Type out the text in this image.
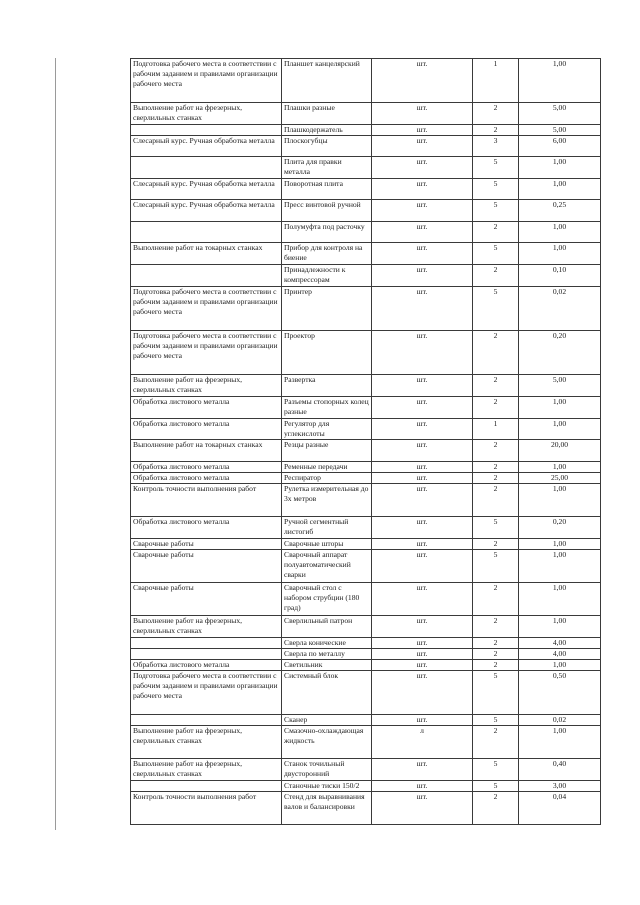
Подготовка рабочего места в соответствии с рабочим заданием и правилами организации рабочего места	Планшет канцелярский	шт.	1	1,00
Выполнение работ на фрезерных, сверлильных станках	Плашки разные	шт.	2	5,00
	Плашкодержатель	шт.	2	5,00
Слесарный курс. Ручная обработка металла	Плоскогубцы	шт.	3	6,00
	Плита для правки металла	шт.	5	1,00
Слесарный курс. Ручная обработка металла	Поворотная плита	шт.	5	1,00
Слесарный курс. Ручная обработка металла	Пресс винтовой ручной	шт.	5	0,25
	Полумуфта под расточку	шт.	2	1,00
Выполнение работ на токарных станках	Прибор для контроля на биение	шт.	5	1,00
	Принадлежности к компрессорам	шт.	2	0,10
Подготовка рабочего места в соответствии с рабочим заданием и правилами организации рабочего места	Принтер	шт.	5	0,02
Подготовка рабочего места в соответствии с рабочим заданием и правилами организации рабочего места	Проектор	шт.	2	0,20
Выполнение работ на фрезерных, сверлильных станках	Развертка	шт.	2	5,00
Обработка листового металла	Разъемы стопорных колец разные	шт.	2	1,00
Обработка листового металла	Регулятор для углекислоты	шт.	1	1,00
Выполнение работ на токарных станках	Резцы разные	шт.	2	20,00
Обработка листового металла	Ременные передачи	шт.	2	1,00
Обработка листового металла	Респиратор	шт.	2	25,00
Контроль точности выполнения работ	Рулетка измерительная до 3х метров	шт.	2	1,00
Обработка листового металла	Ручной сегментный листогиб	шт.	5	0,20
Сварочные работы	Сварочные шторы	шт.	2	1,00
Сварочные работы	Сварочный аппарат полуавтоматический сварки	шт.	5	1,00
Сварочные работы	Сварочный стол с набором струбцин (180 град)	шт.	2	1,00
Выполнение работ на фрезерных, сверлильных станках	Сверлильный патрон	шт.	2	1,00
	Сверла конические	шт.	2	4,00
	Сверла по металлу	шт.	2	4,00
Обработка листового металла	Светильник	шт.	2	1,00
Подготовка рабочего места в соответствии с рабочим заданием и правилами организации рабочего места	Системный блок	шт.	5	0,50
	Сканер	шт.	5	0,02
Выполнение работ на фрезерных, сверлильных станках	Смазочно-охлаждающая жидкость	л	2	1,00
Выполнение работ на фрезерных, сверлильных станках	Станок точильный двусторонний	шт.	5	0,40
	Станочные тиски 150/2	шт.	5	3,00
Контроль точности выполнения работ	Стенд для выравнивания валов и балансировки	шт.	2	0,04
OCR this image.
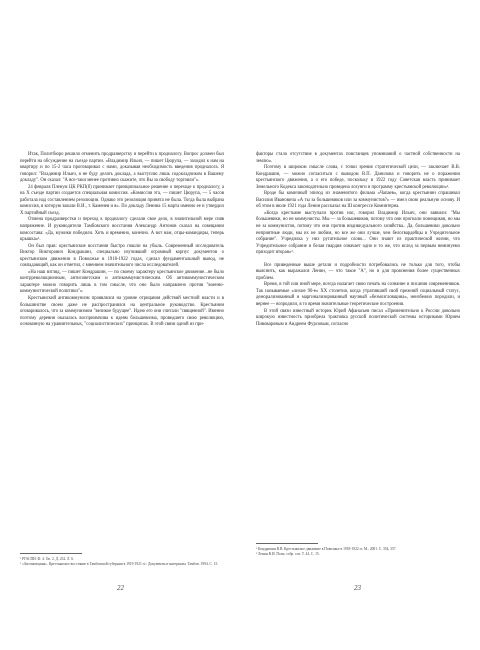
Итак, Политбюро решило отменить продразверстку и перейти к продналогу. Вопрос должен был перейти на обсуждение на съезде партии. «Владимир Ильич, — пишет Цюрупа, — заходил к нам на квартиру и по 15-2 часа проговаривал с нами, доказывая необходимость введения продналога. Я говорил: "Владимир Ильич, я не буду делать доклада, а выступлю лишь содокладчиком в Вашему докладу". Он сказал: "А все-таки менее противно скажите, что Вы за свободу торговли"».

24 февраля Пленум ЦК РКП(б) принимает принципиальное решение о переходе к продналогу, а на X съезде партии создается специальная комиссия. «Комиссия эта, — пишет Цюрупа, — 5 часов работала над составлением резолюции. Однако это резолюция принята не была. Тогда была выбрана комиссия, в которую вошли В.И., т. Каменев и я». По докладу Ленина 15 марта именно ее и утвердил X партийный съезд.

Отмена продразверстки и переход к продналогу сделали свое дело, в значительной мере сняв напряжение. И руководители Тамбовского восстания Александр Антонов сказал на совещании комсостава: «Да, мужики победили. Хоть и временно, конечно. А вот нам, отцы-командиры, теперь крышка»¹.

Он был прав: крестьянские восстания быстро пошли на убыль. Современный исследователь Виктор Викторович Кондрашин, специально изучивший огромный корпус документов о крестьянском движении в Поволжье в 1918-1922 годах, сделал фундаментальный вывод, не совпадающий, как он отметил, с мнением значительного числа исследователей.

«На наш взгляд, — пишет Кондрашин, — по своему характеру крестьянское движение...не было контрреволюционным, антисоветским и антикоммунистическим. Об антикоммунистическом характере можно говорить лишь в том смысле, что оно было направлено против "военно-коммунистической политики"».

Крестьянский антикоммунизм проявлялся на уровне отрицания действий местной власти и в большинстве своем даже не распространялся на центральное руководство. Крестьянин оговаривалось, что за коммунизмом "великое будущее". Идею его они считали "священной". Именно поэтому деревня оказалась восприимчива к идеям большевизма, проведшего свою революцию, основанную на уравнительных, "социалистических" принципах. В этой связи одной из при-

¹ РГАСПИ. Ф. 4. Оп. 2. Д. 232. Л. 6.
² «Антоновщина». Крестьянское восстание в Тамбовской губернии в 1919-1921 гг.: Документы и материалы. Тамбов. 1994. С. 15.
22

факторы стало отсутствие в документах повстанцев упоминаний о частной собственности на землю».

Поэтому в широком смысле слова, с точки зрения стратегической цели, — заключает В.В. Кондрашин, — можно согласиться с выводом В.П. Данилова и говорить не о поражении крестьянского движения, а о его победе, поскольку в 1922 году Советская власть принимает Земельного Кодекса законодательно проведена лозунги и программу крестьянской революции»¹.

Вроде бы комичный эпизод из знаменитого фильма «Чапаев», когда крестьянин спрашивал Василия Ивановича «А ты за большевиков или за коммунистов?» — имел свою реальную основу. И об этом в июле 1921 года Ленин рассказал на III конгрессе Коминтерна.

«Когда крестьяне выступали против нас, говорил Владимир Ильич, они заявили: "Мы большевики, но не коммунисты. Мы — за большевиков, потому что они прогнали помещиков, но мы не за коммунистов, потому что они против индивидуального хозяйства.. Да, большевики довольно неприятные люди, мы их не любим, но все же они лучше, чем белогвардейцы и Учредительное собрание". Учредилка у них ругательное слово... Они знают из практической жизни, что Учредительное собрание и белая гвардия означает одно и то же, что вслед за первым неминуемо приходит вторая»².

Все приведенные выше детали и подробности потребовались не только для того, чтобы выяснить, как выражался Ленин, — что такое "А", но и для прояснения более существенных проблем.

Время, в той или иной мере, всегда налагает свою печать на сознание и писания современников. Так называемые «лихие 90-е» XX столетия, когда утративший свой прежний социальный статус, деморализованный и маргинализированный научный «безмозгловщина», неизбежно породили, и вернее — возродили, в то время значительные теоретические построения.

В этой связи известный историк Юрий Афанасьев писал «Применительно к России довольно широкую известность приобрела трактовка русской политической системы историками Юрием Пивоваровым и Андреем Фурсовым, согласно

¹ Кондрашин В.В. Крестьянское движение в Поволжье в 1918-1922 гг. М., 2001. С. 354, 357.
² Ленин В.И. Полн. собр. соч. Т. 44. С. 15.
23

_ _ _ _

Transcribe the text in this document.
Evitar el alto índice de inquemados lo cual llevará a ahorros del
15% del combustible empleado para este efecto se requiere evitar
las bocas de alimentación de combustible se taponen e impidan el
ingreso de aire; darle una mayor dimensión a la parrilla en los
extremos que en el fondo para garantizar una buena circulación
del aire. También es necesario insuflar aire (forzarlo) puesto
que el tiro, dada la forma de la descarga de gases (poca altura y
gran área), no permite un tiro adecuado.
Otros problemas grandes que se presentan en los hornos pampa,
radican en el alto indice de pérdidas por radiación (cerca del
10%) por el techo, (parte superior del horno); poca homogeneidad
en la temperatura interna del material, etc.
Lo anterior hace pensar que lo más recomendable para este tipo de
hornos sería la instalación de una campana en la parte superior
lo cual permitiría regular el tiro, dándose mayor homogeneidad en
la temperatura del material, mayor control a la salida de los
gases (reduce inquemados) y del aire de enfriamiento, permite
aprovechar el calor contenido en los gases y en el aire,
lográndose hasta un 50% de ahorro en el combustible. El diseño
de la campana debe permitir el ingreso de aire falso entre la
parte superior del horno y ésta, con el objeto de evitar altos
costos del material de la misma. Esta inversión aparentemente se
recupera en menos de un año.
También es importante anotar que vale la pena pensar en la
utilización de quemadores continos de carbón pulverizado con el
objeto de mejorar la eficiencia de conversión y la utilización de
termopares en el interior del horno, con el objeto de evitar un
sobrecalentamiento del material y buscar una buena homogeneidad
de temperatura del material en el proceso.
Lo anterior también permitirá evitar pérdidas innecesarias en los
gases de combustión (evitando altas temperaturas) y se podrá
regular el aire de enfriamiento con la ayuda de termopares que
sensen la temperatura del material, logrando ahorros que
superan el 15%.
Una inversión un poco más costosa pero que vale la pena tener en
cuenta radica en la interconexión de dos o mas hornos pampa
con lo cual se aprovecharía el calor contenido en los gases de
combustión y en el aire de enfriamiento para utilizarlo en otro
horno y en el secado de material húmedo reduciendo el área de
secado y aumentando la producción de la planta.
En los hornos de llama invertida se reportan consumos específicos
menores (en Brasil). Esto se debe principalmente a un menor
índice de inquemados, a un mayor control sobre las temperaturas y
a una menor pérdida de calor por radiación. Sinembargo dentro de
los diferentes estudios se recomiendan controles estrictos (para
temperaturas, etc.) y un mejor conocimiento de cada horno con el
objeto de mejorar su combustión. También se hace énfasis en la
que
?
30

_ _ _ _

§ **AIM**: Report every line containing the word "cual" from the listing above.

§ **OUTPUT OF THE TASK**:
Evitar el alto índice de inquemados lo cual llevará a ahorros del
lo cual permitiría regular el tiro, dándose mayor homogeneidad en
con lo cual se aprovecharía el calor contenido en los gases de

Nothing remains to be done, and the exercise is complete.